++++ Input records

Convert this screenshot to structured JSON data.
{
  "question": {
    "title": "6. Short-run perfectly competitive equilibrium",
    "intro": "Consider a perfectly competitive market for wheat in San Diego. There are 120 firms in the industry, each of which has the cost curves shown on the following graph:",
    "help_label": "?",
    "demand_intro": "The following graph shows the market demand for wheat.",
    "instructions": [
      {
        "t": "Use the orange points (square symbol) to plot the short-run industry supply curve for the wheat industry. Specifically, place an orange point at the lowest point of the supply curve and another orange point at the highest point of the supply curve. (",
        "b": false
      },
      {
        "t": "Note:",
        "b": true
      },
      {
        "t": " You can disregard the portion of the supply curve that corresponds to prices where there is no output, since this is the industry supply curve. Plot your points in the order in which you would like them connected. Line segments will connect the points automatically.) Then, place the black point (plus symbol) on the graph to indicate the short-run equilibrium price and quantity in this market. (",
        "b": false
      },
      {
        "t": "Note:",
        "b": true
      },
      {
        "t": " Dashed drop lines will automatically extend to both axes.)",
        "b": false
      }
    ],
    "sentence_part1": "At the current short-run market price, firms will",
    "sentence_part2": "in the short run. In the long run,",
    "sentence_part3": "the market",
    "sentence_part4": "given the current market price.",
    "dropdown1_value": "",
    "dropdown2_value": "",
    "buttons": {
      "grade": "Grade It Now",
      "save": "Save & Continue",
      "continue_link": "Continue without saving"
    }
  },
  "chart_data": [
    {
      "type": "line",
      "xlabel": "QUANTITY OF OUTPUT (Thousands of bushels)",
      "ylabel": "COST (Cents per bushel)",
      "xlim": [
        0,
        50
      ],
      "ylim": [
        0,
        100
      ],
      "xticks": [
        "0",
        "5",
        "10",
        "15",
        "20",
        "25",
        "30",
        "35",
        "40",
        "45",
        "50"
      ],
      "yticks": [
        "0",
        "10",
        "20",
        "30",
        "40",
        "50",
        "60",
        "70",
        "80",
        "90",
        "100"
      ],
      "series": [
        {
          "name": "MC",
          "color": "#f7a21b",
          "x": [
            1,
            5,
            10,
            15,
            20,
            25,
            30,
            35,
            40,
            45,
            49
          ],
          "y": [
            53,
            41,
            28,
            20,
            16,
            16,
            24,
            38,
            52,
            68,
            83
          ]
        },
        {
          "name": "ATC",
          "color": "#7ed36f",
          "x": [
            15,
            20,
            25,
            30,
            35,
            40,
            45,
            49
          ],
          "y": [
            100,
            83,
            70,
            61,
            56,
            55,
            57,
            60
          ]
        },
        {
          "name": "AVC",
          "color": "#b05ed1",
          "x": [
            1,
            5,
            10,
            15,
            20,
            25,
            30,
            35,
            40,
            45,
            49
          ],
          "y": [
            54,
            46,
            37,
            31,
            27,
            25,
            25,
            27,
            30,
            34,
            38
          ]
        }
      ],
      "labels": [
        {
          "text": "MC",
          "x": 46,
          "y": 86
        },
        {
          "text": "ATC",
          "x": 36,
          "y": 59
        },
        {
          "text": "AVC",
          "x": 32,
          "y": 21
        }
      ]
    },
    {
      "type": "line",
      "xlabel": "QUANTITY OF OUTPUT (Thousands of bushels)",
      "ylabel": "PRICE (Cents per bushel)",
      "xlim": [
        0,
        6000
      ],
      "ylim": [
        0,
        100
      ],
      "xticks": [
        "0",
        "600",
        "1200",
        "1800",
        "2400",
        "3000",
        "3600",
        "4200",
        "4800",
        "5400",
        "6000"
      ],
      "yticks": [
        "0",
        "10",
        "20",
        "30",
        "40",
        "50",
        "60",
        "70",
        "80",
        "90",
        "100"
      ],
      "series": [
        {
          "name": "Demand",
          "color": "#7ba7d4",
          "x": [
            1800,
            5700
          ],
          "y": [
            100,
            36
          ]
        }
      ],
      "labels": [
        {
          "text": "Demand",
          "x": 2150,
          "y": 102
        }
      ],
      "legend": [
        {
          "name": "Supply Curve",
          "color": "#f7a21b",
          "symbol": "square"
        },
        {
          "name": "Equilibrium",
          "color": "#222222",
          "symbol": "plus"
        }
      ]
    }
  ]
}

++++++++

**Stated goal**
Write out the material from the first line to the last, exactly.

**Written solution**
Convert this screenshot to structured JSON data.
{
  "question": {
    "title": "6. Short-run perfectly competitive equilibrium",
    "intro": "Consider a perfectly competitive market for wheat in San Diego. There are 120 firms in the industry, each of which has the cost curves shown on the following graph:",
    "help_label": "?",
    "demand_intro": "The following graph shows the market demand for wheat.",
    "instructions": [
      {
        "t": "Use the orange points (square symbol) to plot the short-run industry supply curve for the wheat industry. Specifically, place an orange point at the lowest point of the supply curve and another orange point at the highest point of the supply curve. (",
        "b": false
      },
      {
        "t": "Note:",
        "b": true
      },
      {
        "t": " You can disregard the portion of the supply curve that corresponds to prices where there is no output, since this is the industry supply curve. Plot your points in the order in which you would like them connected. Line segments will connect the points automatically.) Then, place the black point (plus symbol) on the graph to indicate the short-run equilibrium price and quantity in this market. (",
        "b": false
      },
      {
        "t": "Note:",
        "b": true
      },
      {
        "t": " Dashed drop lines will automatically extend to both axes.)",
        "b": false
      }
    ],
    "sentence_part1": "At the current short-run market price, firms will",
    "sentence_part2": "in the short run. In the long run,",
    "sentence_part3": "the market",
    "sentence_part4": "given the current market price.",
    "dropdown1_value": "",
    "dropdown2_value": "",
    "buttons": {
      "grade": "Grade It Now",
      "save": "Save & Continue",
      "continue_link": "Continue without saving"
    }
  },
  "chart_data": [
    {
      "type": "line",
      "xlabel": "QUANTITY OF OUTPUT (Thousands of bushels)",
      "ylabel": "COST (Cents per bushel)",
      "xlim": [
        0,
        50
      ],
      "ylim": [
        0,
        100
      ],
      "xticks": [
        "0",
        "5",
        "10",
        "15",
        "20",
        "25",
        "30",
        "35",
        "40",
        "45",
        "50"
      ],
      "yticks": [
        "0",
        "10",
        "20",
        "30",
        "40",
        "50",
        "60",
        "70",
        "80",
        "90",
        "100"
      ],
      "series": [
        {
          "name": "MC",
          "color": "#f7a21b",
          "x": [
            1,
            5,
            10,
            15,
            20,
            25,
            30,
            35,
            40,
            45,
            49
          ],
          "y": [
            53,
            41,
            28,
            20,
            16,
            16,
            24,
            38,
            52,
            68,
            83
          ]
        },
        {
          "name": "ATC",
          "color": "#7ed36f",
          "x": [
            15,
            20,
            25,
            30,
            35,
            40,
            45,
            49
          ],
          "y": [
            100,
            83,
            70,
            61,
            56,
            55,
            57,
            60
          ]
        },
        {
          "name": "AVC",
          "color": "#b05ed1",
          "x": [
            1,
            5,
            10,
            15,
            20,
            25,
            30,
            35,
            40,
            45,
            49
          ],
          "y": [
            54,
            46,
            37,
            31,
            27,
            25,
            25,
            27,
            30,
            34,
            38
          ]
        }
      ],
      "labels": [
        {
          "text": "MC",
          "x": 46,
          "y": 86
        },
        {
          "text": "ATC",
          "x": 36,
          "y": 59
        },
        {
          "text": "AVC",
          "x": 32,
          "y": 21
        }
      ]
    },
    {
      "type": "line",
      "xlabel": "QUANTITY OF OUTPUT (Thousands of bushels)",
      "ylabel": "PRICE (Cents per bushel)",
      "xlim": [
        0,
        6000
      ],
      "ylim": [
        0,
        100
      ],
      "xticks": [
        "0",
        "600",
        "1200",
        "1800",
        "2400",
        "3000",
        "3600",
        "4200",
        "4800",
        "5400",
        "6000"
      ],
      "yticks": [
        "0",
        "10",
        "20",
        "30",
        "40",
        "50",
        "60",
        "70",
        "80",
        "90",
        "100"
      ],
      "series": [
        {
          "name": "Demand",
          "color": "#7ba7d4",
          "x": [
            1800,
            5700
          ],
          "y": [
            100,
            36
          ]
        }
      ],
      "labels": [
        {
          "text": "Demand",
          "x": 2150,
          "y": 102
        }
      ],
      "legend": [
        {
          "name": "Supply Curve",
          "color": "#f7a21b",
          "symbol": "square"
        },
        {
          "name": "Equilibrium",
          "color": "#222222",
          "symbol": "plus"
        }
      ]
    }
  ]
}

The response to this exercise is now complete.